[[ Text segment, beginning ]]

In 1966, Louis Gossett secured a grant from the Office of Equal Opportunity, and a group of actors, including Grosvenor, mounted a series of improvisations in Tompkins Square. Her two daughters, Kali and Chandra ran around the neighborhood rounding up the spectators.
She frequented the jazz clubs. She brushed up on the Black Power movement. She organized dinner parties. She threw a fundraiser fish-fry for the Student Nonviolent Coordinating Committee in its waning years.

* * *

She was a Space Goddess in Sun Ra’s Solar Myth Science Arkestra for about three years. She designed the clothes, danced and sang. She read his poetry as the cosmic philosopher played free improvisation. When the band went to the south of France for a jazz festival, it drew attention.
“Where did you find these people?” someone asked Sun Ra.
“I just thought them up,” he replied.
She met and married the artist Elsworth Ausby, but the marriage only lasted a few years. She met the Bahamian-American actor Calvin Lockhart. He was handsome, sociable, tempermental.
He took Grosvenor to meet Muhammad Ali at the boxer’s Deer Lake training camp in Pennsylvania. He took her to England so he might appear respectable before the Royal Shakespeare Company, which wanted him to become the first black actor-in-residence.
When Kali was 5, she started writing poems. Three years later, photographer Joan Halifax decided the poems should be paired with pictures and published. In 1970, Doubleday agreed. Kali’s book led the publisher to her mother’s work, and that same year, “Vibration Cooking” was released. It made Grosvenor famous.

* * *

By the early 1980s, she was living in Washington, D.C., and contributing stories and commentary to National Public Radio. She reported on the threatened Gullah-Geechee communities of the South Carolina and Georgia Sea Islands as only someone can when they are reporting about their home. She reported on the cultural significance of food. She reported on the expatriate experiences of African-Americans in Paris.
Her stories were gorgeously told, rich in characters and dimension and unlike most of radio’s offerings, colleagues said. Her cooking show “Seasonings” won a James Beard award. Her renown led to many things, including a television show, part of the America’s Family Kitchen series produced in Chicago, called “Vertamae Cooks.”
“I exploit Afro-American dishes every chance I get,” Grosvenor once wrote. “For instance, collard greens. A bowl of collard greens does for me what a bowl of chicken soup does for others.”

[[ Text segment, end ]]

**Instructions:**
**1)** Write out the part of the profile of Vertamae Grosvenor starting with "She frequented the" and going on through "asked Sun Ra.".
**2)** Extend the profile of Vertamae Grosvenor from the point where it stops.

[[ Listed entries, beginning ]]

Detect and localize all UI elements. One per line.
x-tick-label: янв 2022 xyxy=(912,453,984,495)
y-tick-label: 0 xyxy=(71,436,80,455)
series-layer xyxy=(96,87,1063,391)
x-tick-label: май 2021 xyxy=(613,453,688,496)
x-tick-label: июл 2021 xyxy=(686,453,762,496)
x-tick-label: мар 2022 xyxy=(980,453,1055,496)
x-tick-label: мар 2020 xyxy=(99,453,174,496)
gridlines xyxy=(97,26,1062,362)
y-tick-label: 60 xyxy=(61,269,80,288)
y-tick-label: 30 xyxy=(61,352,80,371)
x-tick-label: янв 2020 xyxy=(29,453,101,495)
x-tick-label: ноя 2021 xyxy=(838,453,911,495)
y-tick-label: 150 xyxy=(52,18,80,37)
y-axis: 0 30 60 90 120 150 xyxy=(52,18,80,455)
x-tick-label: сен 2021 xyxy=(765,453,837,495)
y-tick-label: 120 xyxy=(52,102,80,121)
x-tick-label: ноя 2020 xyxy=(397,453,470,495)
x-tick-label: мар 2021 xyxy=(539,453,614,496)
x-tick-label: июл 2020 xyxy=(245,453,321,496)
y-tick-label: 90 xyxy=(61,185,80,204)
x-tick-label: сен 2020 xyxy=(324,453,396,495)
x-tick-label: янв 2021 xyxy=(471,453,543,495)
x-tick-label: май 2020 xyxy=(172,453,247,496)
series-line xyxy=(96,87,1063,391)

[[ Listed entries, end ]]

**Your written answers:**
**1)**
She frequented the jazz clubs. She brushed up on the Black Power movement. She organized dinner parties. She threw a fundraiser fish-fry for the Student Nonviolent Coordinating Committee in its waning years.

* * *

She was a Space Goddess in Sun Ra’s Solar Myth Science Arkestra for about three years. She designed the clothes, danced and sang. She read his poetry as the cosmic philosopher played free improvisation. When the band went to the south of France for a jazz festival, it drew attention.
“Where did you find these people?” someone asked Sun Ra.

**2)**
In 1998, the University of New Hampshire granted Grosvenor an honorary doctorate and promised to send her a chair. She assumed they meant some kind of desk ornament. But it was a real chair, displaying an inscription: “Doctor of Humane Letters.”
Soon after the chair arrived, her 10-year-old grandson Oscar asked, “Grandma, is there such a thing as inhumane letters?”

* * *

On the occasion of writer James Baldwin’s 60th birthday in 1984, Grosvenor arranged an interview. Baldwin told her to meet him at his house on West 71st St. at 2 p.m.
When she arrived, Baldwin was not there. Then she remembered his reputation for being late. She waited and waited.
That evening, Baldwin’s mother Emma prepared the guest room and cooked up something for dinner. Eventually, the writer returned home, wearing white pants and a navy blazer, looking dapper.
“We talked about what we’d talk about the next morning,” Grosvenor says.
Three years later, she was an honorary pallbearer at Baldwin’s funeral, joining the immense gathering at St. John the Divine Episcopal Cathedral in New York City.

* * *

In the street one day, when the family was living in Washington, D.C., granddaughter Charlotte put Grosvenor on notice.
“See you later in the week,” she said. “See you Wednesday.”
This took Grosvenor by surprise. “Oh? Why?”
“I signed you up.”
Charlotte’s 4th grade class was inviting people of interest to visit with students and talk about their lives.
“And, Grandma, can you bring a pan of rice?”
So Grosvenor woke up early and prepared a pan of rice, struggling to get the hot dish into a cab and to the school.
The children gobbled it up, listening to Grosvenor explain its African origins and its cultivation along the tidal rivers of South Carolina.
One asked, “Do you know how to make peas and rice?”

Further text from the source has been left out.